Data entries:
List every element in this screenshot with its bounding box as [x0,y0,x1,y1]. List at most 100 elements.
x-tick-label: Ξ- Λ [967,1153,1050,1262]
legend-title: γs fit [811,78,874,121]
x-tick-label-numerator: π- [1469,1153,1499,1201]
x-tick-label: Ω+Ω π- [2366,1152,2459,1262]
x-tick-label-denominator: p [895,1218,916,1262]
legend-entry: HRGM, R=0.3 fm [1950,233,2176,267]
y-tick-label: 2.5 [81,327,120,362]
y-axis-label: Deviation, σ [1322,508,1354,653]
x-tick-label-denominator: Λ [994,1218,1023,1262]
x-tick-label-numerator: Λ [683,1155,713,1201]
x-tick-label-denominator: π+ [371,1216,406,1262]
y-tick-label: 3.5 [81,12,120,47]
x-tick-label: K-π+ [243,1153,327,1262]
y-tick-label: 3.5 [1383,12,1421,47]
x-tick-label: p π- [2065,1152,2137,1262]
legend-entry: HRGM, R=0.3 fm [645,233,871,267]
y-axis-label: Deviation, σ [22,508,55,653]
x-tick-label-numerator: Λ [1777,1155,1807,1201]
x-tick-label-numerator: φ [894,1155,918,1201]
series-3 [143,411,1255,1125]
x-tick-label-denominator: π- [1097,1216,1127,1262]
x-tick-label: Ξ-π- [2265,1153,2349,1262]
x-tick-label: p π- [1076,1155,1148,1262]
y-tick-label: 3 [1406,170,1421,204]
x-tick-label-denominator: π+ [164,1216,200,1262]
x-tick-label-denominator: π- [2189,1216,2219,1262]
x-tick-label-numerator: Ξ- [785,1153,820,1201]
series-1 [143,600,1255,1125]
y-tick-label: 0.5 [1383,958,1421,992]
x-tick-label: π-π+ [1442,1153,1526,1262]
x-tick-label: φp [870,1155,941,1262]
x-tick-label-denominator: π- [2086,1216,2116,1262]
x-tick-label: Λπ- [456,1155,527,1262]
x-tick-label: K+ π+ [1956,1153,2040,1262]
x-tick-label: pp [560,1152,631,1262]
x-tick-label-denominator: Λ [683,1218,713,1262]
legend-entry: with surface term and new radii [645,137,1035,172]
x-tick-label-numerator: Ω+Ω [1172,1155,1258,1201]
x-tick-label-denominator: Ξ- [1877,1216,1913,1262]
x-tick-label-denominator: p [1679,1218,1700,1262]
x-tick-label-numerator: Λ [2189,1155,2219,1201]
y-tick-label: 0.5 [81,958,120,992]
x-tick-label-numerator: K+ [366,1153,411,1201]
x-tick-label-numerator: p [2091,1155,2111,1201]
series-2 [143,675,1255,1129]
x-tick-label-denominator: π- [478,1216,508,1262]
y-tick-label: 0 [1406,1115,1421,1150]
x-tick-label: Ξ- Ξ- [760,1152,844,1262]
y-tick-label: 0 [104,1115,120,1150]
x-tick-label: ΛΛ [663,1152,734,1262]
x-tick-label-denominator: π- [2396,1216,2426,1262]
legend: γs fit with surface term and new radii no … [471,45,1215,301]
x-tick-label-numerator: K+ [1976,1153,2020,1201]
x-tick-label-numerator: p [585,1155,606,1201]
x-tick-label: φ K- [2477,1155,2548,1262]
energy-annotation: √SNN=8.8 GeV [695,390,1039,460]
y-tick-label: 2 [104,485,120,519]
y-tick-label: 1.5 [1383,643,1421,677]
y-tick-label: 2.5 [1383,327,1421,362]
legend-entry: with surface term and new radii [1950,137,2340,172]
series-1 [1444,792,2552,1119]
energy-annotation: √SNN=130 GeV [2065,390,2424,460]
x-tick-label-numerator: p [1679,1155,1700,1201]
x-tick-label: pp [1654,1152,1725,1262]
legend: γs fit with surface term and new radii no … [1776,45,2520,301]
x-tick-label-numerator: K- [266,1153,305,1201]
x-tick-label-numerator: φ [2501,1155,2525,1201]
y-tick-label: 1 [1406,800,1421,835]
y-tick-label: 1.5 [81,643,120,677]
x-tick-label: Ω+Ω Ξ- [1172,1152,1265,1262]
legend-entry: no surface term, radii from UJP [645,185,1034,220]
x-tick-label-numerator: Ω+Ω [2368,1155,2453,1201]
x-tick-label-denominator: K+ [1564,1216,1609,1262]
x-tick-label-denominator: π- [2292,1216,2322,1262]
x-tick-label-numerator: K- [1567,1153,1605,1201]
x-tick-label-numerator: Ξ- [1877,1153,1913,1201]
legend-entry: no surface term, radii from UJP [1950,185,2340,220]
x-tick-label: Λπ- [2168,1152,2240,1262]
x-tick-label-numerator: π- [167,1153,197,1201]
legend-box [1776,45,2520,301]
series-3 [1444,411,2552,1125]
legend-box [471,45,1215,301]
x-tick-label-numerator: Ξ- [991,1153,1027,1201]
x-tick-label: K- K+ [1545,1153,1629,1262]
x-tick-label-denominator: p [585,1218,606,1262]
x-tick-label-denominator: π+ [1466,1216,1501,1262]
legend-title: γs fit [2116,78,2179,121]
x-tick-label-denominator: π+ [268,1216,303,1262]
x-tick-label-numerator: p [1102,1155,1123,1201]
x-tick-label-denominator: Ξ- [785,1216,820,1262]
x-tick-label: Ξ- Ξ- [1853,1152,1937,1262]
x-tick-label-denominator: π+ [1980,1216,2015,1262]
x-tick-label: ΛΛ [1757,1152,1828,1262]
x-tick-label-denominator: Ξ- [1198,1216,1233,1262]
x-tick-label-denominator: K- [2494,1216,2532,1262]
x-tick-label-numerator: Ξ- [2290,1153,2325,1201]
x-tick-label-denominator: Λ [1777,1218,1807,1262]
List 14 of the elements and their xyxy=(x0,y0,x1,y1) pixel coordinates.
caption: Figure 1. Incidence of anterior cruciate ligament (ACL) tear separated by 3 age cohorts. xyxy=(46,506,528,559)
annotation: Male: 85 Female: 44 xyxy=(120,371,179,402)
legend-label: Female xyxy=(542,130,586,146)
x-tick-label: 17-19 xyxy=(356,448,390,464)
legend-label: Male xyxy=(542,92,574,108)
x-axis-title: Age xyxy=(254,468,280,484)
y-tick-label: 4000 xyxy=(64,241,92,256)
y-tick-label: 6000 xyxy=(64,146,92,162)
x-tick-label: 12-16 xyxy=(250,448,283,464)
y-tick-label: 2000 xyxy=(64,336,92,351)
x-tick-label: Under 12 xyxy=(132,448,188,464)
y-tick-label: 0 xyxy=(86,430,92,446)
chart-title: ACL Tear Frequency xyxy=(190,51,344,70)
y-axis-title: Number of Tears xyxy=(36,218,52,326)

Request: Print every line of the listing above again without changing a single character.

Solution to the exercise:
List every element in this screenshot with its bounding box as [x0,y0,x1,y1]. List at most 100 elements.
x-tick-label: Ξ- Λ [967,1153,1050,1262]
legend-title: γs fit [811,78,874,121]
x-tick-label-numerator: π- [1469,1153,1499,1201]
x-tick-label: Ω+Ω π- [2366,1152,2459,1262]
x-tick-label-denominator: p [895,1218,916,1262]
legend-entry: HRGM, R=0.3 fm [1950,233,2176,267]
y-tick-label: 2.5 [81,327,120,362]
y-axis-label: Deviation, σ [1322,508,1354,653]
x-tick-label-denominator: Λ [994,1218,1023,1262]
x-tick-label-numerator: Λ [683,1155,713,1201]
x-tick-label-denominator: π+ [371,1216,406,1262]
y-tick-label: 3.5 [81,12,120,47]
x-tick-label: K-π+ [243,1153,327,1262]
y-tick-label: 3.5 [1383,12,1421,47]
x-tick-label: p π- [2065,1152,2137,1262]
legend-entry: HRGM, R=0.3 fm [645,233,871,267]
y-axis-label: Deviation, σ [22,508,55,653]
x-tick-label-numerator: Λ [1777,1155,1807,1201]
x-tick-label-numerator: φ [894,1155,918,1201]
series-3 [143,411,1255,1125]
x-tick-label-denominator: π- [1097,1216,1127,1262]
x-tick-label: Ξ-π- [2265,1153,2349,1262]
x-tick-label: p π- [1076,1155,1148,1262]
y-tick-label: 3 [1406,170,1421,204]
x-tick-label-denominator: π+ [164,1216,200,1262]
x-tick-label-denominator: π- [2189,1216,2219,1262]
x-tick-label-numerator: Ξ- [785,1153,820,1201]
series-1 [143,600,1255,1125]
y-tick-label: 0.5 [1383,958,1421,992]
x-tick-label: π-π+ [1442,1153,1526,1262]
x-tick-label: φp [870,1155,941,1262]
x-tick-label-denominator: π- [2086,1216,2116,1262]
x-tick-label: Λπ- [456,1155,527,1262]
x-tick-label: K+ π+ [1956,1153,2040,1262]
x-tick-label: pp [560,1152,631,1262]
x-tick-label-denominator: Λ [683,1218,713,1262]
legend-entry: with surface term and new radii [645,137,1035,172]
x-tick-label-numerator: Ω+Ω [1172,1155,1258,1201]
x-tick-label-denominator: Ξ- [1877,1216,1913,1262]
x-tick-label-denominator: p [1679,1218,1700,1262]
x-tick-label-numerator: Λ [2189,1155,2219,1201]
y-tick-label: 0.5 [81,958,120,992]
x-tick-label-numerator: K+ [366,1153,411,1201]
x-tick-label-numerator: p [2091,1155,2111,1201]
series-2 [143,675,1255,1129]
x-tick-label-denominator: π- [478,1216,508,1262]
y-tick-label: 0 [1406,1115,1421,1150]
x-tick-label: Ξ- Ξ- [760,1152,844,1262]
y-tick-label: 0 [104,1115,120,1150]
x-tick-label: ΛΛ [663,1152,734,1262]
x-tick-label-denominator: π- [2396,1216,2426,1262]
legend: γs fit with surface term and new radii no … [471,45,1215,301]
x-tick-label-numerator: K+ [1976,1153,2020,1201]
x-tick-label-numerator: p [585,1155,606,1201]
x-tick-label: φ K- [2477,1155,2548,1262]
energy-annotation: √SNN=8.8 GeV [695,390,1039,460]
y-tick-label: 2 [104,485,120,519]
y-tick-label: 1.5 [1383,643,1421,677]
y-tick-label: 2.5 [1383,327,1421,362]
legend-entry: with surface term and new radii [1950,137,2340,172]
series-1 [1444,792,2552,1119]
energy-annotation: √SNN=130 GeV [2065,390,2424,460]
x-tick-label-numerator: p [1679,1155,1700,1201]
x-tick-label: pp [1654,1152,1725,1262]
legend: γs fit with surface term and new radii no … [1776,45,2520,301]
x-tick-label-numerator: K- [266,1153,305,1201]
x-tick-label-numerator: φ [2501,1155,2525,1201]
y-tick-label: 1 [1406,800,1421,835]
y-tick-label: 1.5 [81,643,120,677]
x-tick-label: Ω+Ω Ξ- [1172,1152,1265,1262]
legend-entry: no surface term, radii from UJP [645,185,1034,220]
x-tick-label-numerator: Ω+Ω [2368,1155,2453,1201]
x-tick-label-denominator: K+ [1564,1216,1609,1262]
x-tick-label-denominator: π- [2292,1216,2322,1262]
x-tick-label-numerator: K- [1567,1153,1605,1201]
x-tick-label-numerator: Ξ- [1877,1153,1913,1201]
legend-entry: no surface term, radii from UJP [1950,185,2340,220]
x-tick-label: Λπ- [2168,1152,2240,1262]
x-tick-label-numerator: π- [167,1153,197,1201]
legend-box [1776,45,2520,301]
series-3 [1444,411,2552,1125]
legend-box [471,45,1215,301]
x-tick-label-numerator: Ξ- [991,1153,1027,1201]
x-tick-label: K- K+ [1545,1153,1629,1262]
x-tick-label-denominator: p [585,1218,606,1262]
x-tick-label-denominator: π+ [1466,1216,1501,1262]
legend-title: γs fit [2116,78,2179,121]
x-tick-label-denominator: π+ [268,1216,303,1262]
x-tick-label-numerator: p [1102,1155,1123,1201]
x-tick-label-denominator: Ξ- [785,1216,820,1262]
x-tick-label: Ξ- Ξ- [1853,1152,1937,1262]
x-tick-label-denominator: π+ [1980,1216,2015,1262]
x-tick-label: ΛΛ [1757,1152,1828,1262]
x-tick-label-denominator: Ξ- [1198,1216,1233,1262]
x-tick-label-denominator: K- [2494,1216,2532,1262]
x-tick-label-numerator: Ξ- [2290,1153,2325,1201]
x-tick-label-denominator: Λ [1777,1218,1807,1262]
List 14 of the elements and their xyxy=(x0,y0,x1,y1) pixel coordinates.
caption: Figure 1. Incidence of anterior cruciate ligament (ACL) tear separated by 3 age cohorts. xyxy=(46,506,528,559)
annotation: Male: 85 Female: 44 xyxy=(120,371,179,402)
legend-label: Female xyxy=(542,130,586,146)
x-tick-label: 17-19 xyxy=(356,448,390,464)
legend-label: Male xyxy=(542,92,574,108)
x-axis-title: Age xyxy=(254,468,280,484)
y-tick-label: 4000 xyxy=(64,241,92,256)
y-tick-label: 6000 xyxy=(64,146,92,162)
x-tick-label: 12-16 xyxy=(250,448,283,464)
y-tick-label: 2000 xyxy=(64,336,92,351)
x-tick-label: Under 12 xyxy=(132,448,188,464)
y-tick-label: 0 xyxy=(86,430,92,446)
chart-title: ACL Tear Frequency xyxy=(190,51,344,70)
y-axis-title: Number of Tears xyxy=(36,218,52,326)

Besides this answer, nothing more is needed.